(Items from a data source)
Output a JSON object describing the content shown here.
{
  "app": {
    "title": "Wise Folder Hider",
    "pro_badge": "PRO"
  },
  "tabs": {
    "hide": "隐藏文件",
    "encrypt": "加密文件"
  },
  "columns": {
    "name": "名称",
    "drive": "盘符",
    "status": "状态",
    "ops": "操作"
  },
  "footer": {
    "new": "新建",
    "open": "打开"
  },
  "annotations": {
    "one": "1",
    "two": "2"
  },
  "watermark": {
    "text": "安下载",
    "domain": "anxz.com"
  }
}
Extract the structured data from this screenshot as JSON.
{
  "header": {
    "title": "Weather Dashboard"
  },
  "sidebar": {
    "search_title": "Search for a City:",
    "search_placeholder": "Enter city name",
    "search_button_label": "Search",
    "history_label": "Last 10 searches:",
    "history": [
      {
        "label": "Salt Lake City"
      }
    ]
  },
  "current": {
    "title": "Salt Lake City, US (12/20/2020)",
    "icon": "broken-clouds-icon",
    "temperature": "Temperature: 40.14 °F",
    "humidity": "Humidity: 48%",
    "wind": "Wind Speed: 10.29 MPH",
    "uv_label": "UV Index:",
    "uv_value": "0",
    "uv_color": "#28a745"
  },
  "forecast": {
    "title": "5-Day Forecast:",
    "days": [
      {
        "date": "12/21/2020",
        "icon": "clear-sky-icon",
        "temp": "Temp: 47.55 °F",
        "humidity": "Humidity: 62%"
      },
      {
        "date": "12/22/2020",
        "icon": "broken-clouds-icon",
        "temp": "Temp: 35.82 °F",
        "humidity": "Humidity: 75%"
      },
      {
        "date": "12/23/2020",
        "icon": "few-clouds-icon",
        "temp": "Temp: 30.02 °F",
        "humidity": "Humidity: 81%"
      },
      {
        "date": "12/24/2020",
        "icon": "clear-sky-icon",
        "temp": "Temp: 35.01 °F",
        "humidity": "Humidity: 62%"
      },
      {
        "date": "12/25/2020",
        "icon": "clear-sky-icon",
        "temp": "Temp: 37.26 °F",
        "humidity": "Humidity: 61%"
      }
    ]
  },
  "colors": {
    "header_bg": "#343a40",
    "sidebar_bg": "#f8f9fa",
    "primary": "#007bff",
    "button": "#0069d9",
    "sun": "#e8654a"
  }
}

▸ **Objective**
Each record above should be returned exactly as it appears.

▸ **The reply**
Output a JSON object describing the content shown here.
{
  "app": {
    "title": "Wise Folder Hider",
    "pro_badge": "PRO"
  },
  "tabs": {
    "hide": "隐藏文件",
    "encrypt": "加密文件"
  },
  "columns": {
    "name": "名称",
    "drive": "盘符",
    "status": "状态",
    "ops": "操作"
  },
  "footer": {
    "new": "新建",
    "open": "打开"
  },
  "annotations": {
    "one": "1",
    "two": "2"
  },
  "watermark": {
    "text": "安下载",
    "domain": "anxz.com"
  }
}
Extract the structured data from this screenshot as JSON.
{
  "header": {
    "title": "Weather Dashboard"
  },
  "sidebar": {
    "search_title": "Search for a City:",
    "search_placeholder": "Enter city name",
    "search_button_label": "Search",
    "history_label": "Last 10 searches:",
    "history": [
      {
        "label": "Salt Lake City"
      }
    ]
  },
  "current": {
    "title": "Salt Lake City, US (12/20/2020)",
    "icon": "broken-clouds-icon",
    "temperature": "Temperature: 40.14 °F",
    "humidity": "Humidity: 48%",
    "wind": "Wind Speed: 10.29 MPH",
    "uv_label": "UV Index:",
    "uv_value": "0",
    "uv_color": "#28a745"
  },
  "forecast": {
    "title": "5-Day Forecast:",
    "days": [
      {
        "date": "12/21/2020",
        "icon": "clear-sky-icon",
        "temp": "Temp: 47.55 °F",
        "humidity": "Humidity: 62%"
      },
      {
        "date": "12/22/2020",
        "icon": "broken-clouds-icon",
        "temp": "Temp: 35.82 °F",
        "humidity": "Humidity: 75%"
      },
      {
        "date": "12/23/2020",
        "icon": "few-clouds-icon",
        "temp": "Temp: 30.02 °F",
        "humidity": "Humidity: 81%"
      },
      {
        "date": "12/24/2020",
        "icon": "clear-sky-icon",
        "temp": "Temp: 35.01 °F",
        "humidity": "Humidity: 62%"
      },
      {
        "date": "12/25/2020",
        "icon": "clear-sky-icon",
        "temp": "Temp: 37.26 °F",
        "humidity": "Humidity: 61%"
      }
    ]
  },
  "colors": {
    "header_bg": "#343a40",
    "sidebar_bg": "#f8f9fa",
    "primary": "#007bff",
    "button": "#0069d9",
    "sun": "#e8654a"
  }
}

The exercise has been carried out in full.